[Page transcription entries]
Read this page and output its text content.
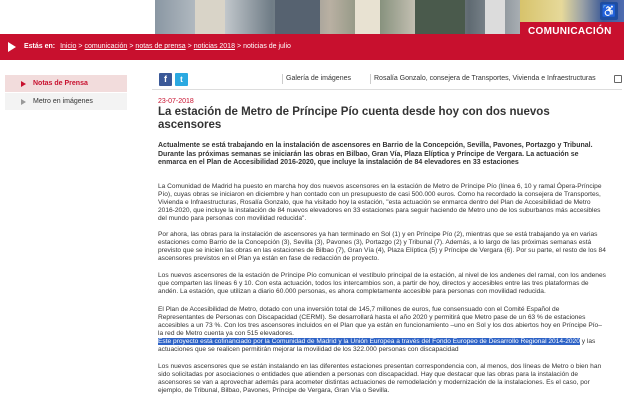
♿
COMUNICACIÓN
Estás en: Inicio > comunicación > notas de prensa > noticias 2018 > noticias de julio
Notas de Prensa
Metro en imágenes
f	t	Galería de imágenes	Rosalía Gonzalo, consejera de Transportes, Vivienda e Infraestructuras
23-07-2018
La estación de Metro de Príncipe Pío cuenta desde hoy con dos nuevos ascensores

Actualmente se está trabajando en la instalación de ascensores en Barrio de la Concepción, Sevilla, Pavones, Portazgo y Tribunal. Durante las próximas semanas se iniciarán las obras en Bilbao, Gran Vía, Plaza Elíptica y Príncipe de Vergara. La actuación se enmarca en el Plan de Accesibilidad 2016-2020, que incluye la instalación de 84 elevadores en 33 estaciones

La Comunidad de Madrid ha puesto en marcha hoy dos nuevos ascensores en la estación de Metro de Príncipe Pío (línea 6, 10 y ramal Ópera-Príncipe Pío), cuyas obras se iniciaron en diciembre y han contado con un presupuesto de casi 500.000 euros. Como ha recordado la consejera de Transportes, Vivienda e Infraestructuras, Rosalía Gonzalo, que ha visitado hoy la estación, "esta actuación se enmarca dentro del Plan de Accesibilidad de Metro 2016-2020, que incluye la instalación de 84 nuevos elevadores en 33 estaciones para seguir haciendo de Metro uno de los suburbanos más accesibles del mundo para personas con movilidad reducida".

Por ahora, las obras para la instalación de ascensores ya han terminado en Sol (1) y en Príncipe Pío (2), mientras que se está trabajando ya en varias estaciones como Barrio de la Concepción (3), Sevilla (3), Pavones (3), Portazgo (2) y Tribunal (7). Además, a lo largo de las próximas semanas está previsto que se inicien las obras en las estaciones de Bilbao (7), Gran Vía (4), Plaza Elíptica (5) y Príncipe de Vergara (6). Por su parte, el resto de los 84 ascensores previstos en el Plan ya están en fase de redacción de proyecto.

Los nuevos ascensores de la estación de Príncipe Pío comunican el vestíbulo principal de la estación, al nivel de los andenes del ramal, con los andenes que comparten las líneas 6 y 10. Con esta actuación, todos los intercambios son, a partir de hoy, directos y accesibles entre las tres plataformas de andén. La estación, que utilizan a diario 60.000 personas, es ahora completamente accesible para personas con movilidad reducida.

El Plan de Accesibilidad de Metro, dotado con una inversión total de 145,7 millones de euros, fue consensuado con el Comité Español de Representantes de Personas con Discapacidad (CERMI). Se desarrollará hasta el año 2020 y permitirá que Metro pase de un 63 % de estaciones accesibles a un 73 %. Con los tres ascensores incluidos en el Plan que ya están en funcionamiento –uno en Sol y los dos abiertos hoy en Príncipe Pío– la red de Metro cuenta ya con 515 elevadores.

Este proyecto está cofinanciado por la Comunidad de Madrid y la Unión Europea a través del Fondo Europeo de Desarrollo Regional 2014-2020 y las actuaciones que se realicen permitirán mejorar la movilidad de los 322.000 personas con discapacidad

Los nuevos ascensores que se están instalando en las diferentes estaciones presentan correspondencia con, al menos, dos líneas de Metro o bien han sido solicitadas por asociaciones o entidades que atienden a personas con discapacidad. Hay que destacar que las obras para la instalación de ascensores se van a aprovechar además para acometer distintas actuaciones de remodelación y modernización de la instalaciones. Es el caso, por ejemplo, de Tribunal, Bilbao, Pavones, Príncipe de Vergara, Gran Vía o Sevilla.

* * *

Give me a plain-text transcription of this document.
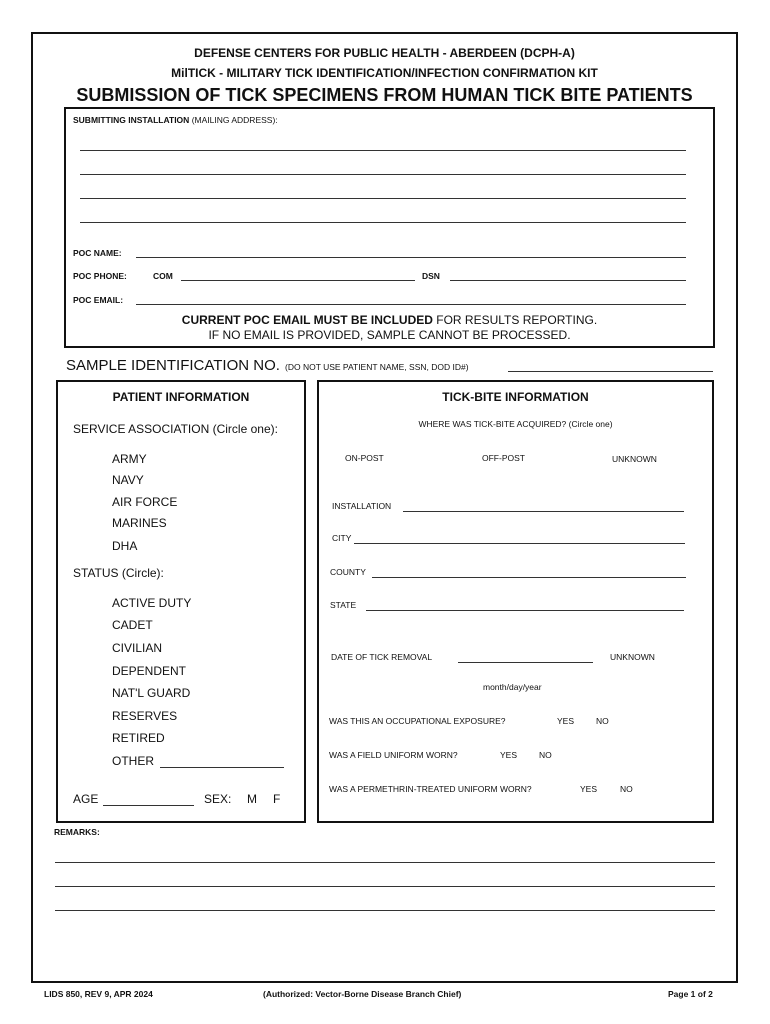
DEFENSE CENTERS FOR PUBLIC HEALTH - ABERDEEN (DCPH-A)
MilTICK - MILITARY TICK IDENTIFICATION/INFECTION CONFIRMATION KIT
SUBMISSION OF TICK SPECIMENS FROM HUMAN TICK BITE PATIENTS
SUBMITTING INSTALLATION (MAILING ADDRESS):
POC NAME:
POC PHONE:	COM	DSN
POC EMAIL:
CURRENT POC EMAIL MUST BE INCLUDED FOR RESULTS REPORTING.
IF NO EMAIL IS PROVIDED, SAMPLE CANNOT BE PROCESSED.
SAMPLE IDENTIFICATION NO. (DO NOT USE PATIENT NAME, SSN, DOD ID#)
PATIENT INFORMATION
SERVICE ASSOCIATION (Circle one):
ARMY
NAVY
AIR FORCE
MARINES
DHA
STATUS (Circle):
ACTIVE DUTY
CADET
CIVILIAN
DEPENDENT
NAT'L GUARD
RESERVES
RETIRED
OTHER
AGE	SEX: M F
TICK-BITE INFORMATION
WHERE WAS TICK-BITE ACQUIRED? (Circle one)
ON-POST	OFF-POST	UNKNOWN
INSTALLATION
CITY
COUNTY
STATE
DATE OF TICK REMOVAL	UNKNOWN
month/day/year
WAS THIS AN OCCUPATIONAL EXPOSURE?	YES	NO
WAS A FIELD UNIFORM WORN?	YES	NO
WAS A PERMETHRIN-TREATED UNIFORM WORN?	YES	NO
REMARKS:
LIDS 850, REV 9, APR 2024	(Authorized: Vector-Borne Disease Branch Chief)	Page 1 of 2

### Task description
Check each line of the data above for the word "EMAIL", then state how many lines have it. Give the number alone.

### Answer
3